[Data entries]
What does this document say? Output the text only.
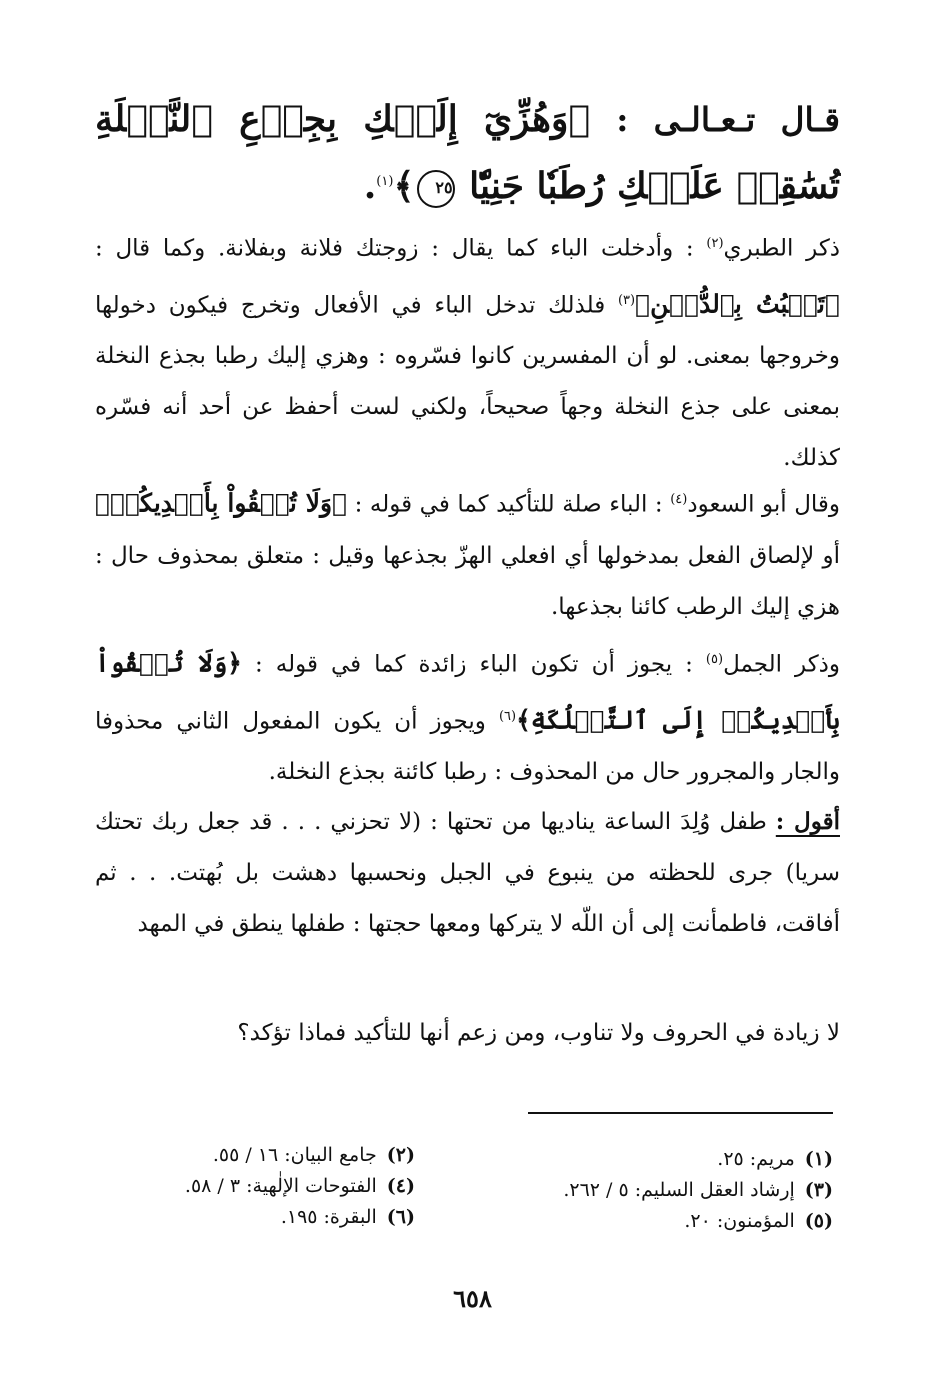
قـال تـعـالـى : ﴿وَهُزِّيٓ إِلَيۡكِ بِجِذۡعِ ٱلنَّخۡلَةِ تُسَٰقِطۡ عَلَيۡكِ رُطَبٗا جَنِيّٗا ٢٥﴾$^{(١)}$.
ذكر الطبري$^{(٢)}$ : وأدخلت الباء كما يقال : زوجتك فلانة وبفلانة. وكما قال : ﴿تَنۢبُتُ بِٱلدُّهۡنِ﴾$^{(٣)}$ فلذلك تدخل الباء في الأفعال وتخرج فيكون دخولها وخروجها بمعنى. لو أن المفسرين كانوا فسّروه : وهزي إليك رطبا بجذع النخلة بمعنى على جذع النخلة وجهاً صحيحاً، ولكني لست أحفظ عن أحد أنه فسّره كذلك.
وقال أبو السعود$^{(٤)}$ : الباء صلة للتأكيد كما في قوله : ﴿وَلَا تُلۡقُواْ بِأَيۡدِيكُمۡ﴾ أو لإلصاق الفعل بمدخولها أي افعلي الهزّ بجذعها وقيل : متعلق بمحذوف حال : هزي إليك الرطب كائنا بجذعها.
وذكر الجمل$^{(٥)}$ : يجوز أن تكون الباء زائدة كما في قوله : ﴿وَلَا تُلۡقُواْ بِأَيۡدِيكُمۡ إِلَى ٱلتَّهۡلُكَةِ﴾$^{(٦)}$ ويجوز أن يكون المفعول الثاني محذوفا والجار والمجرور حال من المحذوف : رطبا كائنة بجذع النخلة.
أقول : طفل وُلِدَ الساعة يناديها من تحتها : (لا تحزني . . . قد جعل ربك تحتك سريا) جرى للحظته من ينبوع في الجبل ونحسبها دهشت بل بُهتت. . . ثم أفاقت، فاطمأنت إلى أن اللّه لا يتركها ومعها حجتها : طفلها ينطق في المهد
لا زيادة في الحروف ولا تناوب، ومن زعم أنها للتأكيد فماذا تؤكد؟
(١)مريم: ٢٥.
(٣)إرشاد العقل السليم: ٥ / ٢٦٢.
(٥)المؤمنون: ٢٠.
(٢)جامع البيان: ١٦ / ٥٥.
(٤)الفتوحات الإلٰهية: ٣ / ٥٨.
(٦)البقرة: ١٩٥.
٦٥٨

Set task:
Write out the material above once more, exactly as it reads, with no pictures.

Complete response:
What does this document say? Output the text only.
قـال تـعـالـى : ﴿وَهُزِّيٓ إِلَيۡكِ بِجِذۡعِ ٱلنَّخۡلَةِ تُسَٰقِطۡ عَلَيۡكِ رُطَبٗا جَنِيّٗا ٢٥﴾$^{(١)}$.
ذكر الطبري$^{(٢)}$ : وأدخلت الباء كما يقال : زوجتك فلانة وبفلانة. وكما قال : ﴿تَنۢبُتُ بِٱلدُّهۡنِ﴾$^{(٣)}$ فلذلك تدخل الباء في الأفعال وتخرج فيكون دخولها وخروجها بمعنى. لو أن المفسرين كانوا فسّروه : وهزي إليك رطبا بجذع النخلة بمعنى على جذع النخلة وجهاً صحيحاً، ولكني لست أحفظ عن أحد أنه فسّره كذلك.
وقال أبو السعود$^{(٤)}$ : الباء صلة للتأكيد كما في قوله : ﴿وَلَا تُلۡقُواْ بِأَيۡدِيكُمۡ﴾ أو لإلصاق الفعل بمدخولها أي افعلي الهزّ بجذعها وقيل : متعلق بمحذوف حال : هزي إليك الرطب كائنا بجذعها.
وذكر الجمل$^{(٥)}$ : يجوز أن تكون الباء زائدة كما في قوله : ﴿وَلَا تُلۡقُواْ بِأَيۡدِيكُمۡ إِلَى ٱلتَّهۡلُكَةِ﴾$^{(٦)}$ ويجوز أن يكون المفعول الثاني محذوفا والجار والمجرور حال من المحذوف : رطبا كائنة بجذع النخلة.
أقول : طفل وُلِدَ الساعة يناديها من تحتها : (لا تحزني . . . قد جعل ربك تحتك سريا) جرى للحظته من ينبوع في الجبل ونحسبها دهشت بل بُهتت. . . ثم أفاقت، فاطمأنت إلى أن اللّه لا يتركها ومعها حجتها : طفلها ينطق في المهد
لا زيادة في الحروف ولا تناوب، ومن زعم أنها للتأكيد فماذا تؤكد؟
(١)مريم: ٢٥.
(٣)إرشاد العقل السليم: ٥ / ٢٦٢.
(٥)المؤمنون: ٢٠.
(٢)جامع البيان: ١٦ / ٥٥.
(٤)الفتوحات الإلٰهية: ٣ / ٥٨.
(٦)البقرة: ١٩٥.
٦٥٨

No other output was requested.